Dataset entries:
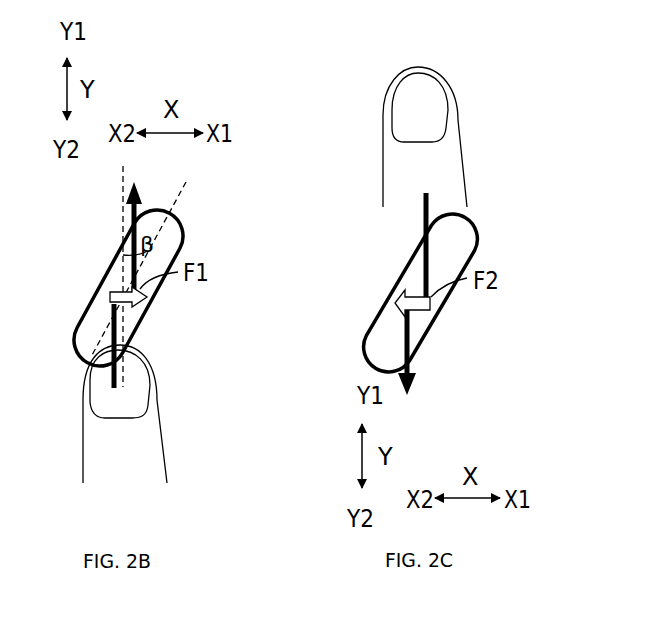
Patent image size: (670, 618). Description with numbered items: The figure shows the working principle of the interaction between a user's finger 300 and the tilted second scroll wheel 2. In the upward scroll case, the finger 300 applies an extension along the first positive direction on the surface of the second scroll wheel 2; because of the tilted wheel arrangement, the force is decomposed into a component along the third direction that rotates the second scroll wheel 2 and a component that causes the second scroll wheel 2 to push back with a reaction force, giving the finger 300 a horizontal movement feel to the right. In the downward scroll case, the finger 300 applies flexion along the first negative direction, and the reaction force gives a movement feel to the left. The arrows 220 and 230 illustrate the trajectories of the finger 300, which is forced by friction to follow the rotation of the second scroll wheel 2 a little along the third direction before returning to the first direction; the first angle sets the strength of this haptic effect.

In FIG. 2B, the second scroll wheel 2 is at (181, 214).
In FIG. 2C, the second scroll wheel 2 is at (474, 233).
In FIG. 2B, the arrow 220 is at (130, 206).
In FIG. 2C, the arrow 230 is at (422, 254).
In FIG. 2B, the finger 300 is at (156, 352).
In FIG. 2C, the finger 300 is at (460, 92).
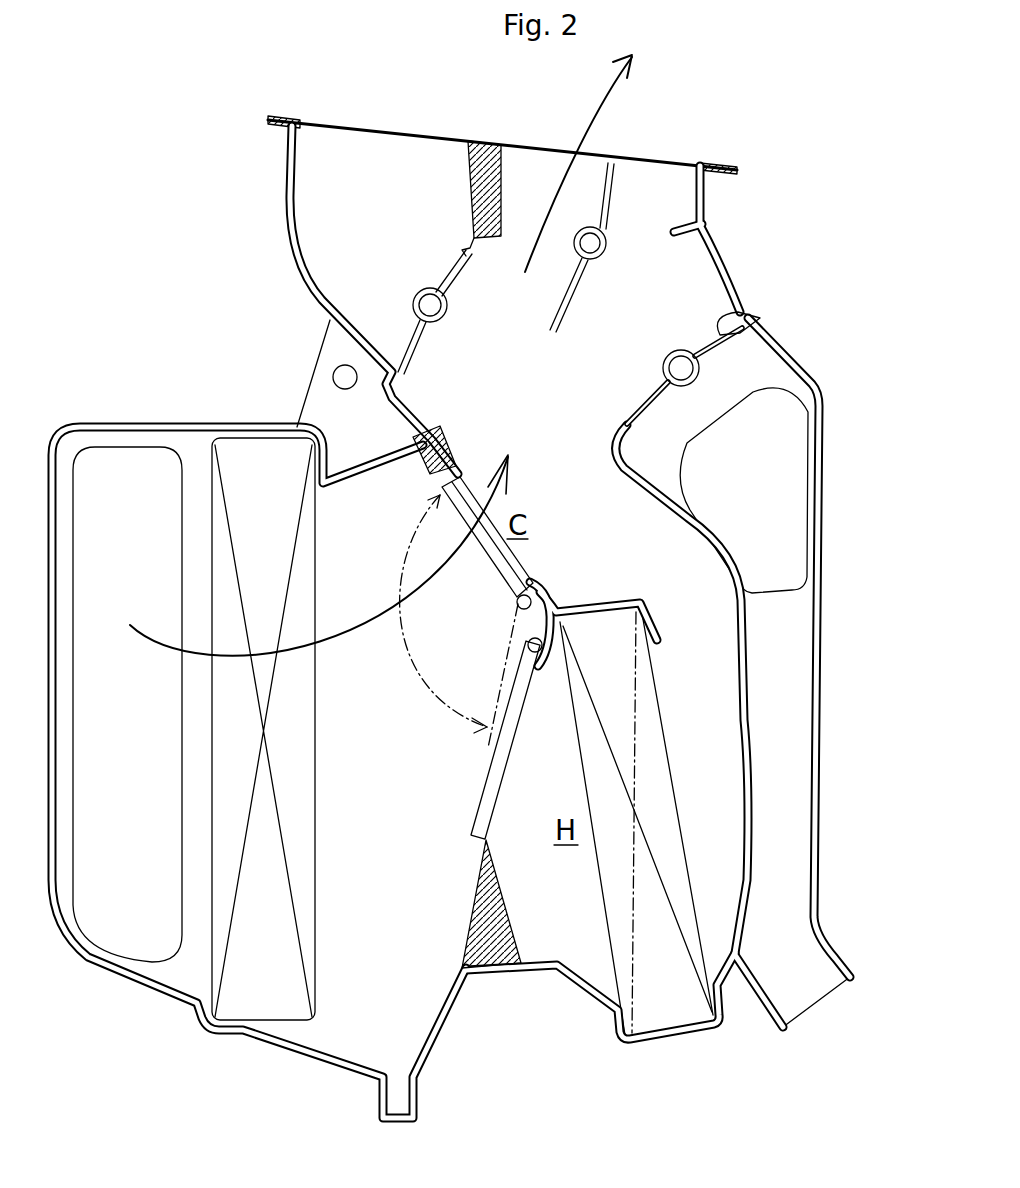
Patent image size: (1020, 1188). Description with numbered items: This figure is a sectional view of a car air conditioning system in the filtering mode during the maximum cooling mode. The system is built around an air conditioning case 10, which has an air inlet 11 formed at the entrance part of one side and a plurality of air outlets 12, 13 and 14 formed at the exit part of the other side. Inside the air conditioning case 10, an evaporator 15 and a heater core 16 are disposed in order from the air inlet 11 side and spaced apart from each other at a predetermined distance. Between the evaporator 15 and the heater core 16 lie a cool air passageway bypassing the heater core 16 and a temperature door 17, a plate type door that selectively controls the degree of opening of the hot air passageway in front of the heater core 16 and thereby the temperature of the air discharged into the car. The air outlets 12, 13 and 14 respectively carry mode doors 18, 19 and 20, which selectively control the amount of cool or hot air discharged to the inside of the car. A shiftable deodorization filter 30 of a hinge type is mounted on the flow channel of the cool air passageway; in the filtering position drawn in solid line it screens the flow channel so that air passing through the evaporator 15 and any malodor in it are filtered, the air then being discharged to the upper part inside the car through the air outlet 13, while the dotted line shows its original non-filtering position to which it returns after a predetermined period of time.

The air conditioning case 10 is at (118, 425).
The air inlet 11 is at (130, 907).
The air outlet 12 is at (360, 140).
The air outlet 13 is at (528, 160).
The air outlet 14 is at (808, 983).
The evaporator 15 is at (265, 985).
The heater core 16 is at (662, 1005).
The temperature door 17 is at (502, 797).
The mode door 18 is at (445, 268).
The mode door 19 is at (617, 183).
The mode door 20 is at (743, 308).
The shiftable deodorization filter 30 is at (418, 486).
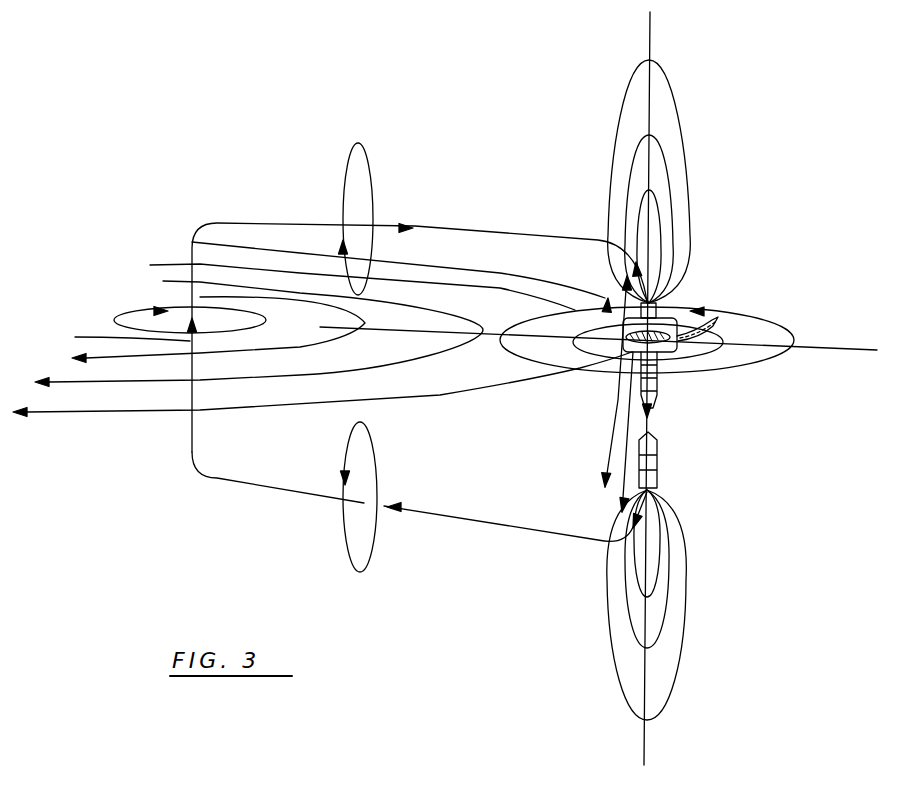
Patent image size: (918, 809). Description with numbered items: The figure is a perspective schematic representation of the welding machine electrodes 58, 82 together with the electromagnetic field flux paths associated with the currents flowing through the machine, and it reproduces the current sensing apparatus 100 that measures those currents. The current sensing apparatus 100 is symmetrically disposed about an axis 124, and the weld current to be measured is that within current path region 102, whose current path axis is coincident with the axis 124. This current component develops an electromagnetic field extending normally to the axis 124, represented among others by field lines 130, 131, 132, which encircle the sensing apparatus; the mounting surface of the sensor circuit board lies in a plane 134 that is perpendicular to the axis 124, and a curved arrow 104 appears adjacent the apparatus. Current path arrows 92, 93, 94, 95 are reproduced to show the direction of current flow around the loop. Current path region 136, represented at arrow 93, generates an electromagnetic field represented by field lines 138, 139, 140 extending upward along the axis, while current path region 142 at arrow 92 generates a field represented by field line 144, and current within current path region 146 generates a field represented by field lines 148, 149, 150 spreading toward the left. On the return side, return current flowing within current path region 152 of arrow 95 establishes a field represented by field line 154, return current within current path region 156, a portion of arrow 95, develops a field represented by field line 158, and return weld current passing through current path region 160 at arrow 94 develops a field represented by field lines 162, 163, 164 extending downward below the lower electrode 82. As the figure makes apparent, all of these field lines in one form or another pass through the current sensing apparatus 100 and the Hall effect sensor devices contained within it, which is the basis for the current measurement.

The electrode 58 is at (657, 395).
The electrode 82 is at (657, 460).
The current path arrow 92 is at (280, 222).
The current path arrow 93 is at (566, 240).
The current path arrow 94 is at (512, 527).
The current path arrow 95 is at (240, 482).
The current sensing apparatus 100 is at (692, 303).
The current path region 102 is at (672, 292).
The rotation direction arrow 104 is at (704, 311).
The axis 124 is at (652, 25).
The field line 130 is at (705, 372).
The field line 131 is at (742, 366).
The field line 132 is at (778, 322).
The plane 134 is at (815, 348).
The current path region 136 is at (497, 232).
The field line 138 is at (660, 218).
The field line 139 is at (665, 162).
The field line 140 is at (676, 96).
The current path region 142 is at (315, 222).
The field line 144 is at (372, 165).
The current path region 146 is at (331, 283).
The field line 148 is at (83, 412).
The field line 149 is at (108, 382).
The field line 150 is at (148, 358).
The current path region 152 is at (112, 337).
The field line 154 is at (168, 311).
The current path region 156 is at (302, 495).
The field line 158 is at (372, 448).
The current path region 160 is at (648, 493).
The field line 162 is at (633, 563).
The field line 163 is at (622, 615).
The field line 164 is at (612, 676).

▶ **YOUR GOAL**
Copy the records above word for word, leaving out the pictures.

▶ **COMPLETE RESPONSE**
Patent image size: (670, 618). Description with numbered items: The figure shows the working principle of the interaction between a user's finger 300 and the tilted second scroll wheel 2. In the upward scroll case, the finger 300 applies an extension along the first positive direction on the surface of the second scroll wheel 2; because of the tilted wheel arrangement, the force is decomposed into a component along the third direction that rotates the second scroll wheel 2 and a component that causes the second scroll wheel 2 to push back with a reaction force, giving the finger 300 a horizontal movement feel to the right. In the downward scroll case, the finger 300 applies flexion along the first negative direction, and the reaction force gives a movement feel to the left. The arrows 220 and 230 illustrate the trajectories of the finger 300, which is forced by friction to follow the rotation of the second scroll wheel 2 a little along the third direction before returning to the first direction; the first angle sets the strength of this haptic effect.

In FIG. 2B, the second scroll wheel 2 is at (181, 214).
In FIG. 2C, the second scroll wheel 2 is at (474, 233).
In FIG. 2B, the arrow 220 is at (130, 206).
In FIG. 2C, the arrow 230 is at (422, 254).
In FIG. 2B, the finger 300 is at (156, 352).
In FIG. 2C, the finger 300 is at (460, 92).
Patent image size: (1020, 1188). Description with numbered items: This figure is a sectional view of a car air conditioning system in the filtering mode during the maximum cooling mode. The system is built around an air conditioning case 10, which has an air inlet 11 formed at the entrance part of one side and a plurality of air outlets 12, 13 and 14 formed at the exit part of the other side. Inside the air conditioning case 10, an evaporator 15 and a heater core 16 are disposed in order from the air inlet 11 side and spaced apart from each other at a predetermined distance. Between the evaporator 15 and the heater core 16 lie a cool air passageway bypassing the heater core 16 and a temperature door 17, a plate type door that selectively controls the degree of opening of the hot air passageway in front of the heater core 16 and thereby the temperature of the air discharged into the car. The air outlets 12, 13 and 14 respectively carry mode doors 18, 19 and 20, which selectively control the amount of cool or hot air discharged to the inside of the car. A shiftable deodorization filter 30 of a hinge type is mounted on the flow channel of the cool air passageway; in the filtering position drawn in solid line it screens the flow channel so that air passing through the evaporator 15 and any malodor in it are filtered, the air then being discharged to the upper part inside the car through the air outlet 13, while the dotted line shows its original non-filtering position to which it returns after a predetermined period of time.

The air conditioning case 10 is at (118, 425).
The air inlet 11 is at (130, 907).
The air outlet 12 is at (360, 140).
The air outlet 13 is at (528, 160).
The air outlet 14 is at (808, 983).
The evaporator 15 is at (265, 985).
The heater core 16 is at (662, 1005).
The temperature door 17 is at (502, 797).
The mode door 18 is at (445, 268).
The mode door 19 is at (617, 183).
The mode door 20 is at (743, 308).
The shiftable deodorization filter 30 is at (418, 486).
Patent image size: (918, 809). Description with numbered items: The figure is a perspective schematic representation of the welding machine electrodes 58, 82 together with the electromagnetic field flux paths associated with the currents flowing through the machine, and it reproduces the current sensing apparatus 100 that measures those currents. The current sensing apparatus 100 is symmetrically disposed about an axis 124, and the weld current to be measured is that within current path region 102, whose current path axis is coincident with the axis 124. This current component develops an electromagnetic field extending normally to the axis 124, represented among others by field lines 130, 131, 132, which encircle the sensing apparatus; the mounting surface of the sensor circuit board lies in a plane 134 that is perpendicular to the axis 124, and a curved arrow 104 appears adjacent the apparatus. Current path arrows 92, 93, 94, 95 are reproduced to show the direction of current flow around the loop. Current path region 136, represented at arrow 93, generates an electromagnetic field represented by field lines 138, 139, 140 extending upward along the axis, while current path region 142 at arrow 92 generates a field represented by field line 144, and current within current path region 146 generates a field represented by field lines 148, 149, 150 spreading toward the left. On the return side, return current flowing within current path region 152 of arrow 95 establishes a field represented by field line 154, return current within current path region 156, a portion of arrow 95, develops a field represented by field line 158, and return weld current passing through current path region 160 at arrow 94 develops a field represented by field lines 162, 163, 164 extending downward below the lower electrode 82. As the figure makes apparent, all of these field lines in one form or another pass through the current sensing apparatus 100 and the Hall effect sensor devices contained within it, which is the basis for the current measurement.

The electrode 58 is at (657, 395).
The electrode 82 is at (657, 460).
The current path arrow 92 is at (280, 222).
The current path arrow 93 is at (566, 240).
The current path arrow 94 is at (512, 527).
The current path arrow 95 is at (240, 482).
The current sensing apparatus 100 is at (692, 303).
The current path region 102 is at (672, 292).
The rotation direction arrow 104 is at (704, 311).
The axis 124 is at (652, 25).
The field line 130 is at (705, 372).
The field line 131 is at (742, 366).
The field line 132 is at (778, 322).
The plane 134 is at (815, 348).
The current path region 136 is at (497, 232).
The field line 138 is at (660, 218).
The field line 139 is at (665, 162).
The field line 140 is at (676, 96).
The current path region 142 is at (315, 222).
The field line 144 is at (372, 165).
The current path region 146 is at (331, 283).
The field line 148 is at (83, 412).
The field line 149 is at (108, 382).
The field line 150 is at (148, 358).
The current path region 152 is at (112, 337).
The field line 154 is at (168, 311).
The current path region 156 is at (302, 495).
The field line 158 is at (372, 448).
The current path region 160 is at (648, 493).
The field line 162 is at (633, 563).
The field line 163 is at (622, 615).
The field line 164 is at (612, 676).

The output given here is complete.